Copy out the listing in full, exactly as written, but not its pictures.
-- START --
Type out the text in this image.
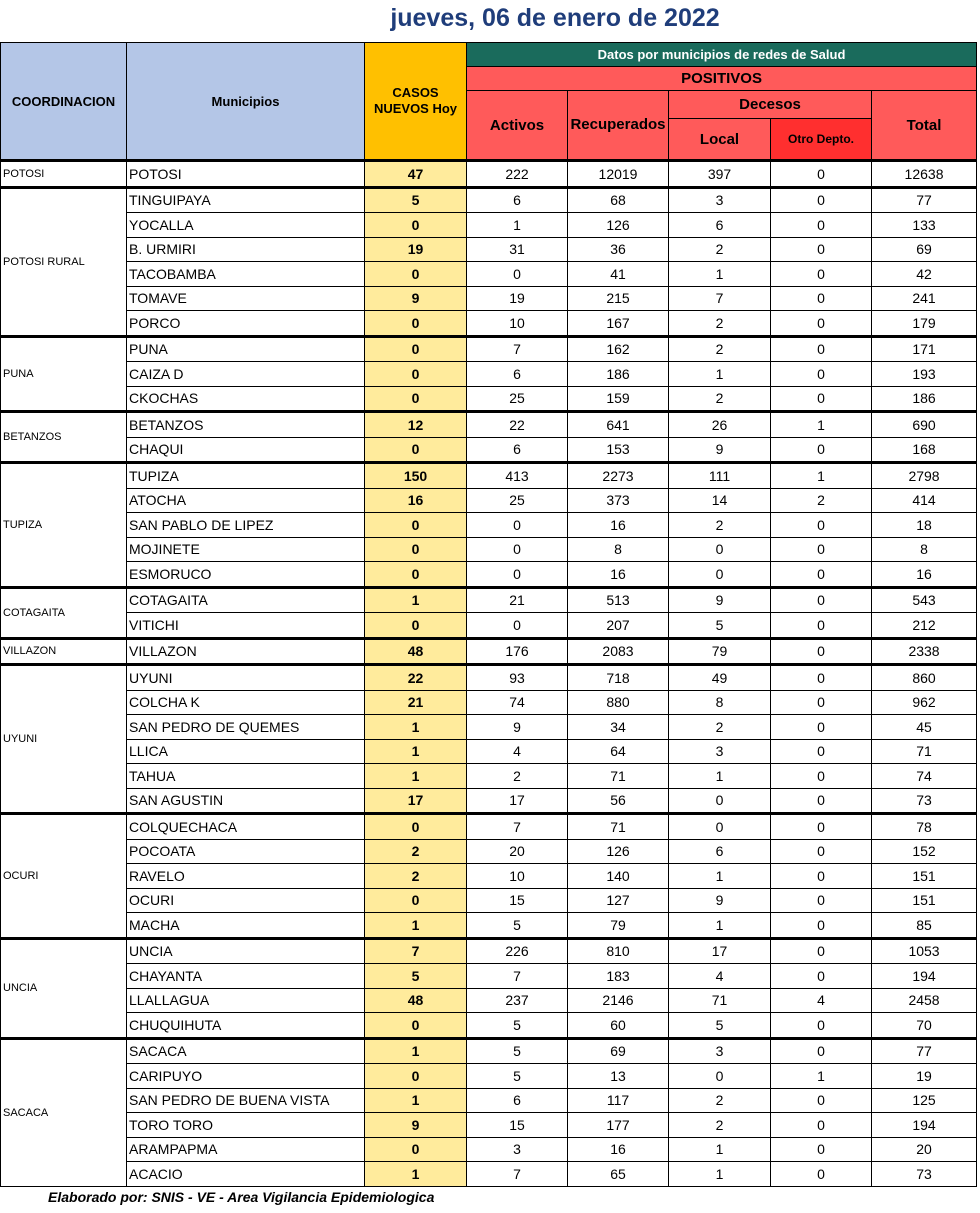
jueves, 06 de enero de 2022
COORDINACION	Municipios	CASOS NUEVOS Hoy	Datos por municipios de redes de Salud				
			POSITIVOS				
			Activos	Recuperados	Decesos		Total
					Local	Otro Depto.	

POTOSI	POTOSI	47	222	12019	397	0	12638
POTOSI RURAL	TINGUIPAYA	5	6	68	3	0	77
	YOCALLA	0	1	126	6	0	133
	B. URMIRI	19	31	36	2	0	69
	TACOBAMBA	0	0	41	1	0	42
	TOMAVE	9	19	215	7	0	241
	PORCO	0	10	167	2	0	179
PUNA	PUNA	0	7	162	2	0	171
	CAIZA D	0	6	186	1	0	193
	CKOCHAS	0	25	159	2	0	186
BETANZOS	BETANZOS	12	22	641	26	1	690
	CHAQUI	0	6	153	9	0	168
TUPIZA	TUPIZA	150	413	2273	111	1	2798
	ATOCHA	16	25	373	14	2	414
	SAN PABLO DE LIPEZ	0	0	16	2	0	18
	MOJINETE	0	0	8	0	0	8
	ESMORUCO	0	0	16	0	0	16
COTAGAITA	COTAGAITA	1	21	513	9	0	543
	VITICHI	0	0	207	5	0	212
VILLAZON	VILLAZON	48	176	2083	79	0	2338
UYUNI	UYUNI	22	93	718	49	0	860
	COLCHA K	21	74	880	8	0	962
	SAN PEDRO DE QUEMES	1	9	34	2	0	45
	LLICA	1	4	64	3	0	71
	TAHUA	1	2	71	1	0	74
	SAN AGUSTIN	17	17	56	0	0	73
OCURI	COLQUECHACA	0	7	71	0	0	78
	POCOATA	2	20	126	6	0	152
	RAVELO	2	10	140	1	0	151
	OCURI	0	15	127	9	0	151
	MACHA	1	5	79	1	0	85
UNCIA	UNCIA	7	226	810	17	0	1053
	CHAYANTA	5	7	183	4	0	194
	LLALLAGUA	48	237	2146	71	4	2458
	CHUQUIHUTA	0	5	60	5	0	70
SACACA	SACACA	1	5	69	3	0	77
	CARIPUYO	0	5	13	0	1	19
	SAN PEDRO DE BUENA VISTA	1	6	117	2	0	125
	TORO TORO	9	15	177	2	0	194
	ARAMPAPMA	0	3	16	1	0	20
	ACACIO	1	7	65	1	0	73
Elaborado por: SNIS - VE - Area Vigilancia Epidemiologica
-- END --
● **The answer**:
Type out the text in this image.
jueves, 06 de enero de 2022
COORDINACION	Municipios	CASOS NUEVOS Hoy	Datos por municipios de redes de Salud				
			POSITIVOS				
			Activos	Recuperados	Decesos		Total
					Local	Otro Depto.	

POTOSI	POTOSI	47	222	12019	397	0	12638
POTOSI RURAL	TINGUIPAYA	5	6	68	3	0	77
	YOCALLA	0	1	126	6	0	133
	B. URMIRI	19	31	36	2	0	69
	TACOBAMBA	0	0	41	1	0	42
	TOMAVE	9	19	215	7	0	241
	PORCO	0	10	167	2	0	179
PUNA	PUNA	0	7	162	2	0	171
	CAIZA D	0	6	186	1	0	193
	CKOCHAS	0	25	159	2	0	186
BETANZOS	BETANZOS	12	22	641	26	1	690
	CHAQUI	0	6	153	9	0	168
TUPIZA	TUPIZA	150	413	2273	111	1	2798
	ATOCHA	16	25	373	14	2	414
	SAN PABLO DE LIPEZ	0	0	16	2	0	18
	MOJINETE	0	0	8	0	0	8
	ESMORUCO	0	0	16	0	0	16
COTAGAITA	COTAGAITA	1	21	513	9	0	543
	VITICHI	0	0	207	5	0	212
VILLAZON	VILLAZON	48	176	2083	79	0	2338
UYUNI	UYUNI	22	93	718	49	0	860
	COLCHA K	21	74	880	8	0	962
	SAN PEDRO DE QUEMES	1	9	34	2	0	45
	LLICA	1	4	64	3	0	71
	TAHUA	1	2	71	1	0	74
	SAN AGUSTIN	17	17	56	0	0	73
OCURI	COLQUECHACA	0	7	71	0	0	78
	POCOATA	2	20	126	6	0	152
	RAVELO	2	10	140	1	0	151
	OCURI	0	15	127	9	0	151
	MACHA	1	5	79	1	0	85
UNCIA	UNCIA	7	226	810	17	0	1053
	CHAYANTA	5	7	183	4	0	194
	LLALLAGUA	48	237	2146	71	4	2458
	CHUQUIHUTA	0	5	60	5	0	70
SACACA	SACACA	1	5	69	3	0	77
	CARIPUYO	0	5	13	0	1	19
	SAN PEDRO DE BUENA VISTA	1	6	117	2	0	125
	TORO TORO	9	15	177	2	0	194
	ARAMPAPMA	0	3	16	1	0	20
	ACACIO	1	7	65	1	0	73
Elaborado por: SNIS - VE - Area Vigilancia Epidemiologica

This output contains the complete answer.